Required actions:
1: Answer these questions from the shock index abstract, one line per answer, each marked with the same letter:
(a) How does the abstract define the shock index?
(b) Which years of Mayo Clinic admissions were included?
(c) What was the primary outcome?
2: Can you repeat, word for word, the part of the shock index abstract from "DOI: 10.1161/circ.148.suppl_1.12052 ISSN: 0009-7322" to "unselected CICU patients."?
3: Could you go on with the shock index abstract from the point where it stops?

Source extract:
■ ■ ■ ■ ■
DOI: 10.1161/circ.148.suppl_1.12052 ISSN: 0009-7322

Abstract 12052: Association Between the Shock Index on Admission and In-Hospital Mortality in the Cardiac Intensive Care Unit

Mitchell Padkins, Kianoush Kashani, Meir Tabi, Ognjen Gajic, Jacob C Jentzer
  • Physiology (medical)
  • Cardiology and Cardiovascular Medicine

Introduction: An elevated shock index (SI) predicts worse outcomes in multiple clinical arenas. We aimed to determine whether the SI can aid in mortality risk stratification in unselected CICU patients.

Methods: We included admissions to the Mayo Clinic from 2007 to 2015 and stratified them based on admission SI, defined as heart rate divided by systolic blood pressure. The primary outcome was in-hospital mortality, and predictors of in-hospital mortality were analyzed using multivariable logistic regression.
■ ■ ■ ■ ■
Extracted records:
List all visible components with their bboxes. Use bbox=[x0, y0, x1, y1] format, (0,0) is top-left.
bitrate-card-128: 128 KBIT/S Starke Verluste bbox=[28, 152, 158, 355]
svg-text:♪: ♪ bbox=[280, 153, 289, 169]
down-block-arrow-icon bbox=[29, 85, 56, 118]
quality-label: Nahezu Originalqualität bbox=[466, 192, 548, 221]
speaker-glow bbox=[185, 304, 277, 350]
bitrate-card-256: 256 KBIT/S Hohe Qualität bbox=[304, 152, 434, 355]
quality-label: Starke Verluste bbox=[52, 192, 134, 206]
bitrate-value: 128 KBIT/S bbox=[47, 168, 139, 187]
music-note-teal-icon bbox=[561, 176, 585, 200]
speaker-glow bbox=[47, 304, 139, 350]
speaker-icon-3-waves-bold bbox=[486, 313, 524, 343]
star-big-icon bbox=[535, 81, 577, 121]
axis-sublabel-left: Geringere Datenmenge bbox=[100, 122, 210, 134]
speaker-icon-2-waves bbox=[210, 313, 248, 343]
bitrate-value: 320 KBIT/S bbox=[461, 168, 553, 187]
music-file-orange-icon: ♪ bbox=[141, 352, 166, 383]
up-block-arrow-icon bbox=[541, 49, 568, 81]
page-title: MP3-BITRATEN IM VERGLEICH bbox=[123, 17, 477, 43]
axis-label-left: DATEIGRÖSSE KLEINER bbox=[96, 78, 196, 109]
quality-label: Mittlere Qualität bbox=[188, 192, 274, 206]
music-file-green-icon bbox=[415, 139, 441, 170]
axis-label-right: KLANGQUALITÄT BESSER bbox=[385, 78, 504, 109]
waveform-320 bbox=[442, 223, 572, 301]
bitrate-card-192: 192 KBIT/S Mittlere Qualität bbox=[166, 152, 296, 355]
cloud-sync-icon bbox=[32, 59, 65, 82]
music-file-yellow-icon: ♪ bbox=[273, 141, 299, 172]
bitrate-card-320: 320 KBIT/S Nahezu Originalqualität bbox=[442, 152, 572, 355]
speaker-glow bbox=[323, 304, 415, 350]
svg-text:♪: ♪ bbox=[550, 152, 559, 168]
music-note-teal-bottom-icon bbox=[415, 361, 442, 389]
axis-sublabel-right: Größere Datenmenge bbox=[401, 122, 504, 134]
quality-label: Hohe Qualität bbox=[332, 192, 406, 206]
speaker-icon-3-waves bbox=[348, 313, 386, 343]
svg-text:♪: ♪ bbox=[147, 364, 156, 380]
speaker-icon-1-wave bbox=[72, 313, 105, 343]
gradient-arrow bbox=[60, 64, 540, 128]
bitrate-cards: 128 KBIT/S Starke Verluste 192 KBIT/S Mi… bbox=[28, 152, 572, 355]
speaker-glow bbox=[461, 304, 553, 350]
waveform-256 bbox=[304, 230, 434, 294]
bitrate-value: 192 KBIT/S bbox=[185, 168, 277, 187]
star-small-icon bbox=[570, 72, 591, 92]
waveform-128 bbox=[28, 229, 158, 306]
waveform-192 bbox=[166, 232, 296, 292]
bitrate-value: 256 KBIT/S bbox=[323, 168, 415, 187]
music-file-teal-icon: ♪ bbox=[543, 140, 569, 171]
■ ■ ■ ■ ■
Answers for each item:
1:
(a) Heart rate divided by systolic blood pressure.
(b) 2007 to 2015.
(c) In-hospital mortality.

2:
DOI: 10.1161/circ.148.suppl_1.12052 ISSN: 0009-7322

Abstract 12052: Association Between the Shock Index on Admission and In-Hospital Mortality in the Cardiac Intensive Care Unit

Mitchell Padkins, Kianoush Kashani, Meir Tabi, Ognjen Gajic, Jacob C Jentzer
  • Physiology (medical)
  • Cardiology and Cardiovascular Medicine

Introduction: An elevated shock index (SI) predicts worse outcomes in multiple clinical arenas. We aimed to determine whether the SI can aid in mortality risk stratification in unselected CICU patients.

3:
Results: We included 9,939 unique CICU patients with available data for SI. The mean age was 69 years old (37% female). Median HR, SBP, and shock index for our cohort were 79 beats per minute (BPM), 121 mmHg, and 0.65 BPM/mmHg, respectively. Patients were grouped by SI as follows: < 0.6, 3,973 (40%); 0.6-0.99, 4,810 (48%); and ≥ 1.0, 1,156 (12%). After multivariable adjustment, both HR (adjusted OR 1.06 per 10 BPM higher; CI 1.02-1.10; p-value 0.005) and SBP (adjusted OR 0.94 per 10 mmHg higher; CI 0.90-0.97; p-value < 0.001) remained associated with higher in-hospital mortality. As SI increased there was an incremental increase in in-hospital mortality (adjusted OR 1.07 per 0.1 BPM/mmHg higher, CI 1.04-1.10, p-Value < 0.001). A higher SI was associated with increased mortality across all examined admission diagnoses, including acute coronary syndromes, heart failure, and cardiogenic shock.

Conclusions: The SI is a simple and universally available bedside marker that can be used at the time of admission to predict in-hospital mortality in CICU patients across a variety of cardiac conditions.